▶ _Given information_
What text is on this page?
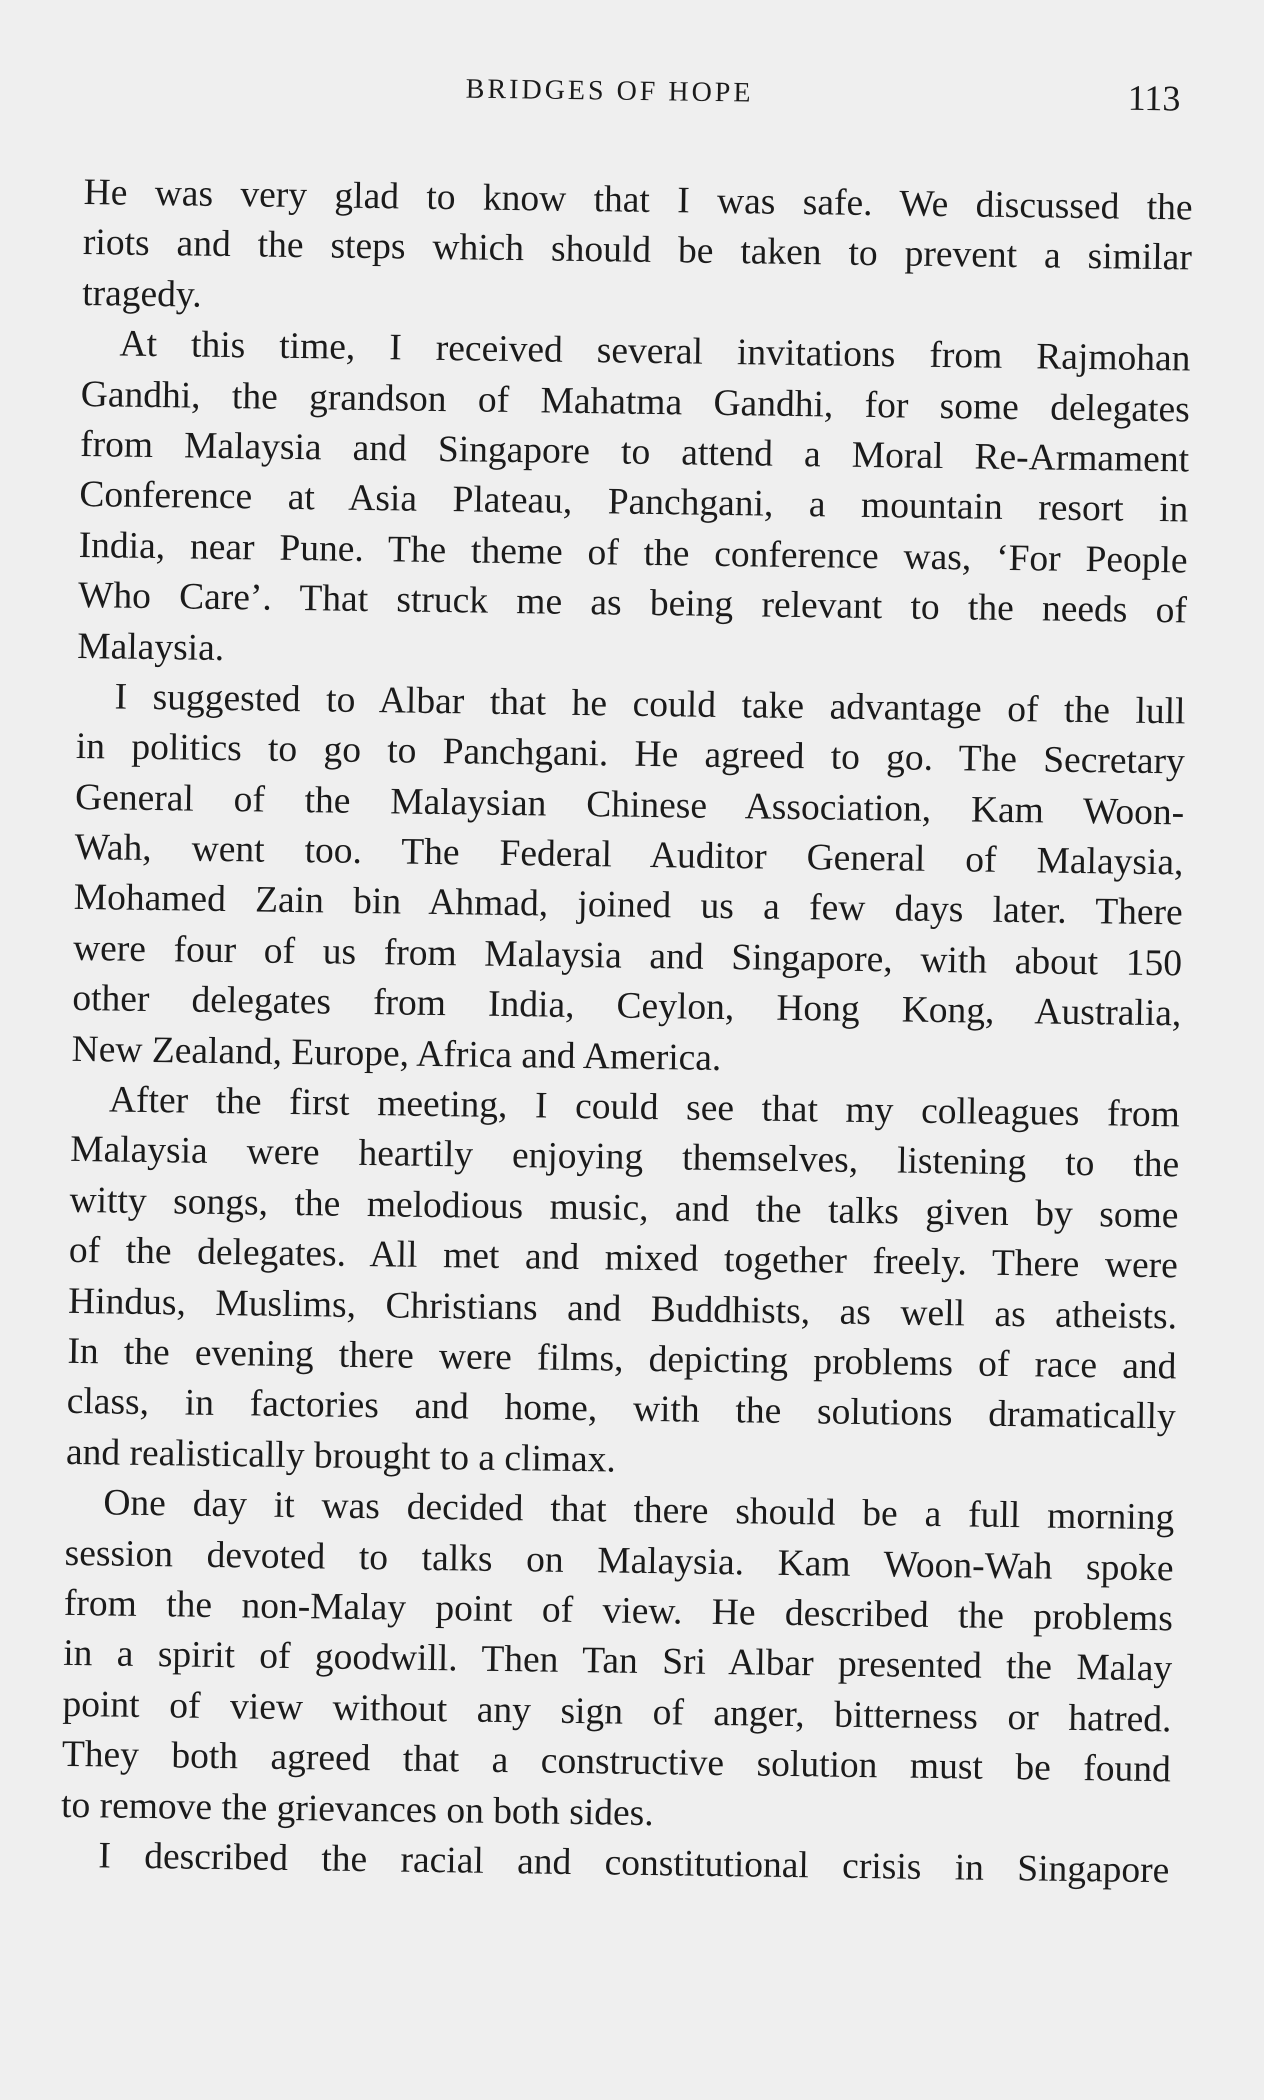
BRIDGES OF HOPE	113
He was very glad to know that I was safe. We discussed the
riots and the steps which should be taken to prevent a similar
tragedy.
At this time, I received several invitations from Rajmohan
Gandhi, the grandson of Mahatma Gandhi, for some delegates
from Malaysia and Singapore to attend a Moral Re-Armament
Conference at Asia Plateau, Panchgani, a mountain resort in
India, near Pune. The theme of the conference was, ‘For People
Who Care’. That struck me as being relevant to the needs of
Malaysia.
I suggested to Albar that he could take advantage of the lull
in politics to go to Panchgani. He agreed to go. The Secretary
General of the Malaysian Chinese Association, Kam Woon-
Wah, went too. The Federal Auditor General of Malaysia,
Mohamed Zain bin Ahmad, joined us a few days later. There
were four of us from Malaysia and Singapore, with about 150
other delegates from India, Ceylon, Hong Kong, Australia,
New Zealand, Europe, Africa and America.
After the first meeting, I could see that my colleagues from
Malaysia were heartily enjoying themselves, listening to the
witty songs, the melodious music, and the talks given by some
of the delegates. All met and mixed together freely. There were
Hindus, Muslims, Christians and Buddhists, as well as atheists.
In the evening there were films, depicting problems of race and
class, in factories and home, with the solutions dramatically
and realistically brought to a climax.
One day it was decided that there should be a full morning
session devoted to talks on Malaysia. Kam Woon-Wah spoke
from the non-Malay point of view. He described the problems
in a spirit of goodwill. Then Tan Sri Albar presented the Malay
point of view without any sign of anger, bitterness or hatred.
They both agreed that a constructive solution must be found
to remove the grievances on both sides.
I described the racial and constitutional crisis in Singapore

▶ _What this task involves_
Show each line holding the word "both".

▶ _Response for this exercise_
They both agreed that a constructive solution must be found
to remove the grievances on both sides.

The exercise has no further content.